DATA SHOWN start
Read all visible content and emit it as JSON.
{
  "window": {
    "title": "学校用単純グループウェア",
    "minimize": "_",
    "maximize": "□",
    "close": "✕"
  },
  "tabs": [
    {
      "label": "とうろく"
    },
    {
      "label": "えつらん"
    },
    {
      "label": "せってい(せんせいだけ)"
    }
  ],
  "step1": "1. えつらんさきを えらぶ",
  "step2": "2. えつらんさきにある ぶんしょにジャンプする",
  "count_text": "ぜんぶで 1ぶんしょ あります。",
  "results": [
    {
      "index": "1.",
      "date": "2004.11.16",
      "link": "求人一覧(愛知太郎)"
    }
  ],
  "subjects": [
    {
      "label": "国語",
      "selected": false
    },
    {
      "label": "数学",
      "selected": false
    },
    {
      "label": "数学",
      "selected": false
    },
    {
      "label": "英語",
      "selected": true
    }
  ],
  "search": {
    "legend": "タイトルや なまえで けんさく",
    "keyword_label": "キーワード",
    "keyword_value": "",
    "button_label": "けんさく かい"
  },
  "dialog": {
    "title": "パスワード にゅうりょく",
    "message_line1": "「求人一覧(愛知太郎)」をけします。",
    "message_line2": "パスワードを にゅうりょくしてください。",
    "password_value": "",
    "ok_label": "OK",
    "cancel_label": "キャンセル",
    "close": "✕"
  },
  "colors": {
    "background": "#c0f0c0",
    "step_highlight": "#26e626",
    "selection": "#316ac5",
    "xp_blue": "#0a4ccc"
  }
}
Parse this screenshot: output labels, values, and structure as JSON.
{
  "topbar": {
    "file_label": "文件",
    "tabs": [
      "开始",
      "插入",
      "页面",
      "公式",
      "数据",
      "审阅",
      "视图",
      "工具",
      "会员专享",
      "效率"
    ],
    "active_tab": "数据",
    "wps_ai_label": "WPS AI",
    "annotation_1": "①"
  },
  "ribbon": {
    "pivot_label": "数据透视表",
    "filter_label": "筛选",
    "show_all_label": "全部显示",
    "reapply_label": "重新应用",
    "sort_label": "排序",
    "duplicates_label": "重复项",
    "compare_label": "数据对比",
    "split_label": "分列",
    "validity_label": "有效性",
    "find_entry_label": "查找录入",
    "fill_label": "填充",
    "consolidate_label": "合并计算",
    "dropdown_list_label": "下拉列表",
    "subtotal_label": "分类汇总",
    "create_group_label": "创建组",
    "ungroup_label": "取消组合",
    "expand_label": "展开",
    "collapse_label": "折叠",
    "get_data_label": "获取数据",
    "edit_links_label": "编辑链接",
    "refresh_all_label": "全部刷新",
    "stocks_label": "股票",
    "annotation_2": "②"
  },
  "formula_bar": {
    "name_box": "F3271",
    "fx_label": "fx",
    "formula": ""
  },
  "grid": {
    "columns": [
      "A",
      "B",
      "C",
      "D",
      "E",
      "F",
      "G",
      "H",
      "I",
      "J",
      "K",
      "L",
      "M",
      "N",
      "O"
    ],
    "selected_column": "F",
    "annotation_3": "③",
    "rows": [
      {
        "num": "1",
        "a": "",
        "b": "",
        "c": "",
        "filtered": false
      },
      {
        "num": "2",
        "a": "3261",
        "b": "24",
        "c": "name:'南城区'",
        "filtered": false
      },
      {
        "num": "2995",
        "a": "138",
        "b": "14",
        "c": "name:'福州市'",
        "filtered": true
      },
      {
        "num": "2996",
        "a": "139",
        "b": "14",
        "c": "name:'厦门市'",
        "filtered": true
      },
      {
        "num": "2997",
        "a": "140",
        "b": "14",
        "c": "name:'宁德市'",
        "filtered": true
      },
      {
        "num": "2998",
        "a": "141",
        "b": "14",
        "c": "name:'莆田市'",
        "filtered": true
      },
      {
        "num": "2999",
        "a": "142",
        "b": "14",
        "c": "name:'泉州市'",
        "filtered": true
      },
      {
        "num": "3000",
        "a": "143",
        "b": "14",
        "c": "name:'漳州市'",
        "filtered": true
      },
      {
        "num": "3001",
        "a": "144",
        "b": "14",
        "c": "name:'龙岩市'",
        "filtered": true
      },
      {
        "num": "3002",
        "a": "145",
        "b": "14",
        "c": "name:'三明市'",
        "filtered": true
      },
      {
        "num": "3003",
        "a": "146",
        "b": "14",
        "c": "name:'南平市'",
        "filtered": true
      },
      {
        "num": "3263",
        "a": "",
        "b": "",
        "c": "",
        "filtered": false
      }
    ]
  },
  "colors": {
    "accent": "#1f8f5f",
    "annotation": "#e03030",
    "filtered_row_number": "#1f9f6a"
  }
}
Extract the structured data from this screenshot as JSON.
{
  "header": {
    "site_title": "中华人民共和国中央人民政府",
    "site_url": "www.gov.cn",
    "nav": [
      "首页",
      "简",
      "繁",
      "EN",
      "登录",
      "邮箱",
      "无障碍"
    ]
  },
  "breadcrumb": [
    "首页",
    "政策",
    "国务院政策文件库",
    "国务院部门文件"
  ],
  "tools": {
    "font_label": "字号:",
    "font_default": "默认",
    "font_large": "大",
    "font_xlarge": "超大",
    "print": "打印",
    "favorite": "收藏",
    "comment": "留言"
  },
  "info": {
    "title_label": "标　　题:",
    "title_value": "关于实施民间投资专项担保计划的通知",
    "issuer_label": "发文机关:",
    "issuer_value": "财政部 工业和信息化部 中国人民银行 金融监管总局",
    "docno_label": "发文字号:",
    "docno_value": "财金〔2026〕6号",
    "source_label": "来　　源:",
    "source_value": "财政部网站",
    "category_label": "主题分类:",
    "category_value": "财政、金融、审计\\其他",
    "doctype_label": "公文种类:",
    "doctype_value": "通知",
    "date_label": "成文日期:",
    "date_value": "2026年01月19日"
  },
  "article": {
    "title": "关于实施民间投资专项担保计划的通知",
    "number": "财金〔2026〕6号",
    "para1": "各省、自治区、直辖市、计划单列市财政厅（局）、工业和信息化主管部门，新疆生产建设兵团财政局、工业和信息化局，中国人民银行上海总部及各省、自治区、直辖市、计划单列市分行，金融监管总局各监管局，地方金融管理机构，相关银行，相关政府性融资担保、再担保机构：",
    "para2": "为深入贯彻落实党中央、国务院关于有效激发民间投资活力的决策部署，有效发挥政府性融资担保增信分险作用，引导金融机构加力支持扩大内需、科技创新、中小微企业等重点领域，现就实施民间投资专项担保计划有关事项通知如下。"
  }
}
DATA SHOWN end
> **WRITTEN PROBLEM**:
Please quote the records above exactly, without skipping a line.

> **EXERCISE SOLUTION**:
Read all visible content and emit it as JSON.
{
  "window": {
    "title": "学校用単純グループウェア",
    "minimize": "_",
    "maximize": "□",
    "close": "✕"
  },
  "tabs": [
    {
      "label": "とうろく"
    },
    {
      "label": "えつらん"
    },
    {
      "label": "せってい(せんせいだけ)"
    }
  ],
  "step1": "1. えつらんさきを えらぶ",
  "step2": "2. えつらんさきにある ぶんしょにジャンプする",
  "count_text": "ぜんぶで 1ぶんしょ あります。",
  "results": [
    {
      "index": "1.",
      "date": "2004.11.16",
      "link": "求人一覧(愛知太郎)"
    }
  ],
  "subjects": [
    {
      "label": "国語",
      "selected": false
    },
    {
      "label": "数学",
      "selected": false
    },
    {
      "label": "数学",
      "selected": false
    },
    {
      "label": "英語",
      "selected": true
    }
  ],
  "search": {
    "legend": "タイトルや なまえで けんさく",
    "keyword_label": "キーワード",
    "keyword_value": "",
    "button_label": "けんさく かい"
  },
  "dialog": {
    "title": "パスワード にゅうりょく",
    "message_line1": "「求人一覧(愛知太郎)」をけします。",
    "message_line2": "パスワードを にゅうりょくしてください。",
    "password_value": "",
    "ok_label": "OK",
    "cancel_label": "キャンセル",
    "close": "✕"
  },
  "colors": {
    "background": "#c0f0c0",
    "step_highlight": "#26e626",
    "selection": "#316ac5",
    "xp_blue": "#0a4ccc"
  }
}
Parse this screenshot: output labels, values, and structure as JSON.
{
  "topbar": {
    "file_label": "文件",
    "tabs": [
      "开始",
      "插入",
      "页面",
      "公式",
      "数据",
      "审阅",
      "视图",
      "工具",
      "会员专享",
      "效率"
    ],
    "active_tab": "数据",
    "wps_ai_label": "WPS AI",
    "annotation_1": "①"
  },
  "ribbon": {
    "pivot_label": "数据透视表",
    "filter_label": "筛选",
    "show_all_label": "全部显示",
    "reapply_label": "重新应用",
    "sort_label": "排序",
    "duplicates_label": "重复项",
    "compare_label": "数据对比",
    "split_label": "分列",
    "validity_label": "有效性",
    "find_entry_label": "查找录入",
    "fill_label": "填充",
    "consolidate_label": "合并计算",
    "dropdown_list_label": "下拉列表",
    "subtotal_label": "分类汇总",
    "create_group_label": "创建组",
    "ungroup_label": "取消组合",
    "expand_label": "展开",
    "collapse_label": "折叠",
    "get_data_label": "获取数据",
    "edit_links_label": "编辑链接",
    "refresh_all_label": "全部刷新",
    "stocks_label": "股票",
    "annotation_2": "②"
  },
  "formula_bar": {
    "name_box": "F3271",
    "fx_label": "fx",
    "formula": ""
  },
  "grid": {
    "columns": [
      "A",
      "B",
      "C",
      "D",
      "E",
      "F",
      "G",
      "H",
      "I",
      "J",
      "K",
      "L",
      "M",
      "N",
      "O"
    ],
    "selected_column": "F",
    "annotation_3": "③",
    "rows": [
      {
        "num": "1",
        "a": "",
        "b": "",
        "c": "",
        "filtered": false
      },
      {
        "num": "2",
        "a": "3261",
        "b": "24",
        "c": "name:'南城区'",
        "filtered": false
      },
      {
        "num": "2995",
        "a": "138",
        "b": "14",
        "c": "name:'福州市'",
        "filtered": true
      },
      {
        "num": "2996",
        "a": "139",
        "b": "14",
        "c": "name:'厦门市'",
        "filtered": true
      },
      {
        "num": "2997",
        "a": "140",
        "b": "14",
        "c": "name:'宁德市'",
        "filtered": true
      },
      {
        "num": "2998",
        "a": "141",
        "b": "14",
        "c": "name:'莆田市'",
        "filtered": true
      },
      {
        "num": "2999",
        "a": "142",
        "b": "14",
        "c": "name:'泉州市'",
        "filtered": true
      },
      {
        "num": "3000",
        "a": "143",
        "b": "14",
        "c": "name:'漳州市'",
        "filtered": true
      },
      {
        "num": "3001",
        "a": "144",
        "b": "14",
        "c": "name:'龙岩市'",
        "filtered": true
      },
      {
        "num": "3002",
        "a": "145",
        "b": "14",
        "c": "name:'三明市'",
        "filtered": true
      },
      {
        "num": "3003",
        "a": "146",
        "b": "14",
        "c": "name:'南平市'",
        "filtered": true
      },
      {
        "num": "3263",
        "a": "",
        "b": "",
        "c": "",
        "filtered": false
      }
    ]
  },
  "colors": {
    "accent": "#1f8f5f",
    "annotation": "#e03030",
    "filtered_row_number": "#1f9f6a"
  }
}
Extract the structured data from this screenshot as JSON.
{
  "header": {
    "site_title": "中华人民共和国中央人民政府",
    "site_url": "www.gov.cn",
    "nav": [
      "首页",
      "简",
      "繁",
      "EN",
      "登录",
      "邮箱",
      "无障碍"
    ]
  },
  "breadcrumb": [
    "首页",
    "政策",
    "国务院政策文件库",
    "国务院部门文件"
  ],
  "tools": {
    "font_label": "字号:",
    "font_default": "默认",
    "font_large": "大",
    "font_xlarge": "超大",
    "print": "打印",
    "favorite": "收藏",
    "comment": "留言"
  },
  "info": {
    "title_label": "标　　题:",
    "title_value": "关于实施民间投资专项担保计划的通知",
    "issuer_label": "发文机关:",
    "issuer_value": "财政部 工业和信息化部 中国人民银行 金融监管总局",
    "docno_label": "发文字号:",
    "docno_value": "财金〔2026〕6号",
    "source_label": "来　　源:",
    "source_value": "财政部网站",
    "category_label": "主题分类:",
    "category_value": "财政、金融、审计\\其他",
    "doctype_label": "公文种类:",
    "doctype_value": "通知",
    "date_label": "成文日期:",
    "date_value": "2026年01月19日"
  },
  "article": {
    "title": "关于实施民间投资专项担保计划的通知",
    "number": "财金〔2026〕6号",
    "para1": "各省、自治区、直辖市、计划单列市财政厅（局）、工业和信息化主管部门，新疆生产建设兵团财政局、工业和信息化局，中国人民银行上海总部及各省、自治区、直辖市、计划单列市分行，金融监管总局各监管局，地方金融管理机构，相关银行，相关政府性融资担保、再担保机构：",
    "para2": "为深入贯彻落实党中央、国务院关于有效激发民间投资活力的决策部署，有效发挥政府性融资担保增信分险作用，引导金融机构加力支持扩大内需、科技创新、中小微企业等重点领域，现就实施民间投资专项担保计划有关事项通知如下。"
  }
}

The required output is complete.